**Objective:** Set out each line from the following listing that includes the word "title".

* BEGIN *

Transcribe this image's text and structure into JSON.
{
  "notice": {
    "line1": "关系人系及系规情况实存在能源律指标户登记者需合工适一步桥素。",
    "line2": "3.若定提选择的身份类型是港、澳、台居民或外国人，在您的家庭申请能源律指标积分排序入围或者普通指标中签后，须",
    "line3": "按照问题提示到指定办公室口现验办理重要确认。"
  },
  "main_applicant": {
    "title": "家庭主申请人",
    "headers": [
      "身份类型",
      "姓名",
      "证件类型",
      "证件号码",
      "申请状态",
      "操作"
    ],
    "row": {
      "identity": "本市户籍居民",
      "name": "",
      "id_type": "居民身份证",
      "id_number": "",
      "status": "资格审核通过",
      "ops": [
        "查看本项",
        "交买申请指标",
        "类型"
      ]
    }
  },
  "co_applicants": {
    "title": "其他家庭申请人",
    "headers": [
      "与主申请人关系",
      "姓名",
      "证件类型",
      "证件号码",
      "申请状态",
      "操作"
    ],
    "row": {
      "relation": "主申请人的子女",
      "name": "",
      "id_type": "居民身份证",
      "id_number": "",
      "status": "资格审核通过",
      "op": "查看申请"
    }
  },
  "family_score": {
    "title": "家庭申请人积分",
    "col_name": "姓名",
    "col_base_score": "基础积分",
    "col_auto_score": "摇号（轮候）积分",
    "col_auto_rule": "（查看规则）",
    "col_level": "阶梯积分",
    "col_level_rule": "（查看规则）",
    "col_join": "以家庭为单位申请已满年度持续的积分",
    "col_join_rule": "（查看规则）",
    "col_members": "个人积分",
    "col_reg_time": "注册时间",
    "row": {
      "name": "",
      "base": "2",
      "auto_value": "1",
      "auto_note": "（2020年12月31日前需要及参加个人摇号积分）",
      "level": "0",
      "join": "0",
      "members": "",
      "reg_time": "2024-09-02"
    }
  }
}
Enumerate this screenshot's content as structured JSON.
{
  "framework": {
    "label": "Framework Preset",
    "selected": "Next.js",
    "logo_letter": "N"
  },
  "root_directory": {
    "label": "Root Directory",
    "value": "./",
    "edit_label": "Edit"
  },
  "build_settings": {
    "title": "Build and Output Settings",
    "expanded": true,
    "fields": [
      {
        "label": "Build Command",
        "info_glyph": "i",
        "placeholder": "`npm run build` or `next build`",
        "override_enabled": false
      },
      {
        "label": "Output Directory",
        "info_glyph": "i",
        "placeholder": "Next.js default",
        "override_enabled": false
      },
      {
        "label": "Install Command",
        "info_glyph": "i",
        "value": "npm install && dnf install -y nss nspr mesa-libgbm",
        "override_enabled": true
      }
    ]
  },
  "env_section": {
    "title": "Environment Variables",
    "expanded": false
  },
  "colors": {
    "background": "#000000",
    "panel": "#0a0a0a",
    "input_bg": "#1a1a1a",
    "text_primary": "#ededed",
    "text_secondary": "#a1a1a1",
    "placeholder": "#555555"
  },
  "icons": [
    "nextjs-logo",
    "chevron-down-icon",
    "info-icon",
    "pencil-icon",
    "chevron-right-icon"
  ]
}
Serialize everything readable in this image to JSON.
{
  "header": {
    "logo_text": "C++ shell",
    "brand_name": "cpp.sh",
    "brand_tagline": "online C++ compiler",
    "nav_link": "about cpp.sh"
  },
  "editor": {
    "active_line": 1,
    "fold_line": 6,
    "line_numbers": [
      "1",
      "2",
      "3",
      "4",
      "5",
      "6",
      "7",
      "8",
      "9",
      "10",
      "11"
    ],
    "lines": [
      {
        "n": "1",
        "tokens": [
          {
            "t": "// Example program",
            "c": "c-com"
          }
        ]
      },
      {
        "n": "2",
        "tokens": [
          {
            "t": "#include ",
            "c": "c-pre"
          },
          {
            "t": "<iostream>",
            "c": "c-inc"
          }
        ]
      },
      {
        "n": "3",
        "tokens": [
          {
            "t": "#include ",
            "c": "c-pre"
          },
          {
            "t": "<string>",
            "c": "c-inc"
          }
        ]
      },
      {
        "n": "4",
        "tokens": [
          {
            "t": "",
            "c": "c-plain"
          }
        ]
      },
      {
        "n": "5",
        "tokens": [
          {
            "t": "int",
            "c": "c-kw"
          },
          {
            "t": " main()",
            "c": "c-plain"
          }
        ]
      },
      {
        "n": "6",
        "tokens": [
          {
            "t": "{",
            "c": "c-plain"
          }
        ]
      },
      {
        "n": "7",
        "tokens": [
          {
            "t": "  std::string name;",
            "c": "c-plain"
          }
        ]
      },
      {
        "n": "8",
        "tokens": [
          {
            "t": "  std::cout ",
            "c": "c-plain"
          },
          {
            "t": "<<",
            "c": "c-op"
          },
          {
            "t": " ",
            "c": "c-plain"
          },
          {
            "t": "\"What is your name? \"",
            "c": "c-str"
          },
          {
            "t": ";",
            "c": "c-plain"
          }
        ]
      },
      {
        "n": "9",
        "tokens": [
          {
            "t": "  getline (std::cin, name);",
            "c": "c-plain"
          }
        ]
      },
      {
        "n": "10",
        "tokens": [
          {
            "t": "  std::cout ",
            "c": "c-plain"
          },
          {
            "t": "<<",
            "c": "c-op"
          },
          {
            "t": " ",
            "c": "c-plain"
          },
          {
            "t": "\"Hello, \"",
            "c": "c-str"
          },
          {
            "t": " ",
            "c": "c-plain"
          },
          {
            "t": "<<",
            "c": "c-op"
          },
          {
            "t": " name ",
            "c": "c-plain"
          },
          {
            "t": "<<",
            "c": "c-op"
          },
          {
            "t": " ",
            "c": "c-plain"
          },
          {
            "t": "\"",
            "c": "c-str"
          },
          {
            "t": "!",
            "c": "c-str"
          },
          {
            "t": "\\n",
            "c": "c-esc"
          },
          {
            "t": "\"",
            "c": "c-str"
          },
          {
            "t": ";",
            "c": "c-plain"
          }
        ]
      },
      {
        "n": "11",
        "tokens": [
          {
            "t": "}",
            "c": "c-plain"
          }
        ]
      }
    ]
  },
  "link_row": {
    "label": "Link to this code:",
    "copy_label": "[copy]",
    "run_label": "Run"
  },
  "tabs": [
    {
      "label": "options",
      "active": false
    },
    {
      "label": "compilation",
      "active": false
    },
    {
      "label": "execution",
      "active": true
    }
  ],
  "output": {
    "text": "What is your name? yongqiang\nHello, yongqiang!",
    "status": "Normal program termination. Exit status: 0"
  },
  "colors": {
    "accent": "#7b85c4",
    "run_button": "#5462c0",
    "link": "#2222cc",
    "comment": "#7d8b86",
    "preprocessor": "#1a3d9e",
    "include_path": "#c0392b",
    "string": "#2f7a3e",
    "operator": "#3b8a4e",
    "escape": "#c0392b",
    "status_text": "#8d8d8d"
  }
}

* END *

**Answer for the task:**
    "title": "家庭主申请人",
    "title": "其他家庭申请人",
    "title": "家庭申请人积分",
    "title": "Build and Output Settings",
    "title": "Environment Variables",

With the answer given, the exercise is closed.